=== MATERIAL ===

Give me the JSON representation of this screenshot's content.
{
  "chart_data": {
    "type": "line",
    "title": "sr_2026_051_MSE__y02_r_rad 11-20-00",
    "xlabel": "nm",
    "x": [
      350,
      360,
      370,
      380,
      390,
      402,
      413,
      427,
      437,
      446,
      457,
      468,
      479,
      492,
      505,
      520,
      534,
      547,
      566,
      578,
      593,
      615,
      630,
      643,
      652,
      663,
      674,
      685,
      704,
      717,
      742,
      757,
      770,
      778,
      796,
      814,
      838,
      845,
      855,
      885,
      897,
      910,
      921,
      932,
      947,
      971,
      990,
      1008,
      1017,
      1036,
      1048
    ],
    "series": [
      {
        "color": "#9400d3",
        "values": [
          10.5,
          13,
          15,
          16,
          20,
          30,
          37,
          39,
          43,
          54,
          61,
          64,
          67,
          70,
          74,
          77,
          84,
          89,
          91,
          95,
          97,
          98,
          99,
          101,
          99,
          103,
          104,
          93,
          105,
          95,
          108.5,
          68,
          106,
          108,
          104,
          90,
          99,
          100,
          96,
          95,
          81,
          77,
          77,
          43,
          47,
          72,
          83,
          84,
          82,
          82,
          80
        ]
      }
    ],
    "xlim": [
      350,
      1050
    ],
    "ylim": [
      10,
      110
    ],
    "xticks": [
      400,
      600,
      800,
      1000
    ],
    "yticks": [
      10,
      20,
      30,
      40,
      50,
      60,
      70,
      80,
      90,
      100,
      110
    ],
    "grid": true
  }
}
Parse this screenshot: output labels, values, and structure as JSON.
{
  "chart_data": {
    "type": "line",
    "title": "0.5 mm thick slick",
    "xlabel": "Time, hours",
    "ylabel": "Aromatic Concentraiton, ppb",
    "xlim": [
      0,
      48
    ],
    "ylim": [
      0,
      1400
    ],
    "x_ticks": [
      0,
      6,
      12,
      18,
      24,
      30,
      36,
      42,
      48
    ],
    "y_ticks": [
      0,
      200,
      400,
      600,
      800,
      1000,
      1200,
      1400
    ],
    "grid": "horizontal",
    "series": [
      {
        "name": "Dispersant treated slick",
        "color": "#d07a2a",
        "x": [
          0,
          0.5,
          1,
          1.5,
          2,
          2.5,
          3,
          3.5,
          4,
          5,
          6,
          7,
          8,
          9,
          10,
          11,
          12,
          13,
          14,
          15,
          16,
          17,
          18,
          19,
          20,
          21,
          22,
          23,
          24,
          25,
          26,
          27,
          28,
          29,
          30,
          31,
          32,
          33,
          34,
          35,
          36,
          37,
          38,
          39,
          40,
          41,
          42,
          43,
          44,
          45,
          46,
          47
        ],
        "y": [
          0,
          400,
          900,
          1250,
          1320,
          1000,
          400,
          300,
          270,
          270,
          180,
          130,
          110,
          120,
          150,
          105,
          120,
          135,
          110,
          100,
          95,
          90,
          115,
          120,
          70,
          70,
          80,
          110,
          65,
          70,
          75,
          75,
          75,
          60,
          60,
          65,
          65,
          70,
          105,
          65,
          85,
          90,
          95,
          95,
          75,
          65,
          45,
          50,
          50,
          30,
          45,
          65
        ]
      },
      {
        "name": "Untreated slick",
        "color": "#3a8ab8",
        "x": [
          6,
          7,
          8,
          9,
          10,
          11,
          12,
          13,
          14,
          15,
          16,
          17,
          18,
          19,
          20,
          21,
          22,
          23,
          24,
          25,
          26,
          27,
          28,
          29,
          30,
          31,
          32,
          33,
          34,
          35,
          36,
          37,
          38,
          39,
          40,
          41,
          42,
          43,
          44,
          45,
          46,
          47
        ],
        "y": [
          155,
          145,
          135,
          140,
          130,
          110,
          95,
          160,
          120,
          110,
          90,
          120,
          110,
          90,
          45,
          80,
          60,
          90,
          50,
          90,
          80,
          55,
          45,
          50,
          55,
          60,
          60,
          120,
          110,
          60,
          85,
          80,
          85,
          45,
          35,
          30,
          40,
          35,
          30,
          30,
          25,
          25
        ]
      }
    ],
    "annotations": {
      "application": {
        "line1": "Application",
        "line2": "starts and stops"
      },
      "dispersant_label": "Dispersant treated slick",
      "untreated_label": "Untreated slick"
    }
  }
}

===

» **WHAT TO DO**
Copy out the full material exactly as it appears.

» **SOLUTION**
Give me the JSON representation of this screenshot's content.
{
  "chart_data": {
    "type": "line",
    "title": "sr_2026_051_MSE__y02_r_rad 11-20-00",
    "xlabel": "nm",
    "x": [
      350,
      360,
      370,
      380,
      390,
      402,
      413,
      427,
      437,
      446,
      457,
      468,
      479,
      492,
      505,
      520,
      534,
      547,
      566,
      578,
      593,
      615,
      630,
      643,
      652,
      663,
      674,
      685,
      704,
      717,
      742,
      757,
      770,
      778,
      796,
      814,
      838,
      845,
      855,
      885,
      897,
      910,
      921,
      932,
      947,
      971,
      990,
      1008,
      1017,
      1036,
      1048
    ],
    "series": [
      {
        "color": "#9400d3",
        "values": [
          10.5,
          13,
          15,
          16,
          20,
          30,
          37,
          39,
          43,
          54,
          61,
          64,
          67,
          70,
          74,
          77,
          84,
          89,
          91,
          95,
          97,
          98,
          99,
          101,
          99,
          103,
          104,
          93,
          105,
          95,
          108.5,
          68,
          106,
          108,
          104,
          90,
          99,
          100,
          96,
          95,
          81,
          77,
          77,
          43,
          47,
          72,
          83,
          84,
          82,
          82,
          80
        ]
      }
    ],
    "xlim": [
      350,
      1050
    ],
    "ylim": [
      10,
      110
    ],
    "xticks": [
      400,
      600,
      800,
      1000
    ],
    "yticks": [
      10,
      20,
      30,
      40,
      50,
      60,
      70,
      80,
      90,
      100,
      110
    ],
    "grid": true
  }
}
Parse this screenshot: output labels, values, and structure as JSON.
{
  "chart_data": {
    "type": "line",
    "title": "0.5 mm thick slick",
    "xlabel": "Time, hours",
    "ylabel": "Aromatic Concentraiton, ppb",
    "xlim": [
      0,
      48
    ],
    "ylim": [
      0,
      1400
    ],
    "x_ticks": [
      0,
      6,
      12,
      18,
      24,
      30,
      36,
      42,
      48
    ],
    "y_ticks": [
      0,
      200,
      400,
      600,
      800,
      1000,
      1200,
      1400
    ],
    "grid": "horizontal",
    "series": [
      {
        "name": "Dispersant treated slick",
        "color": "#d07a2a",
        "x": [
          0,
          0.5,
          1,
          1.5,
          2,
          2.5,
          3,
          3.5,
          4,
          5,
          6,
          7,
          8,
          9,
          10,
          11,
          12,
          13,
          14,
          15,
          16,
          17,
          18,
          19,
          20,
          21,
          22,
          23,
          24,
          25,
          26,
          27,
          28,
          29,
          30,
          31,
          32,
          33,
          34,
          35,
          36,
          37,
          38,
          39,
          40,
          41,
          42,
          43,
          44,
          45,
          46,
          47
        ],
        "y": [
          0,
          400,
          900,
          1250,
          1320,
          1000,
          400,
          300,
          270,
          270,
          180,
          130,
          110,
          120,
          150,
          105,
          120,
          135,
          110,
          100,
          95,
          90,
          115,
          120,
          70,
          70,
          80,
          110,
          65,
          70,
          75,
          75,
          75,
          60,
          60,
          65,
          65,
          70,
          105,
          65,
          85,
          90,
          95,
          95,
          75,
          65,
          45,
          50,
          50,
          30,
          45,
          65
        ]
      },
      {
        "name": "Untreated slick",
        "color": "#3a8ab8",
        "x": [
          6,
          7,
          8,
          9,
          10,
          11,
          12,
          13,
          14,
          15,
          16,
          17,
          18,
          19,
          20,
          21,
          22,
          23,
          24,
          25,
          26,
          27,
          28,
          29,
          30,
          31,
          32,
          33,
          34,
          35,
          36,
          37,
          38,
          39,
          40,
          41,
          42,
          43,
          44,
          45,
          46,
          47
        ],
        "y": [
          155,
          145,
          135,
          140,
          130,
          110,
          95,
          160,
          120,
          110,
          90,
          120,
          110,
          90,
          45,
          80,
          60,
          90,
          50,
          90,
          80,
          55,
          45,
          50,
          55,
          60,
          60,
          120,
          110,
          60,
          85,
          80,
          85,
          45,
          35,
          30,
          40,
          35,
          30,
          30,
          25,
          25
        ]
      }
    ],
    "annotations": {
      "application": {
        "line1": "Application",
        "line2": "starts and stops"
      },
      "dispersant_label": "Dispersant treated slick",
      "untreated_label": "Untreated slick"
    }
  }
}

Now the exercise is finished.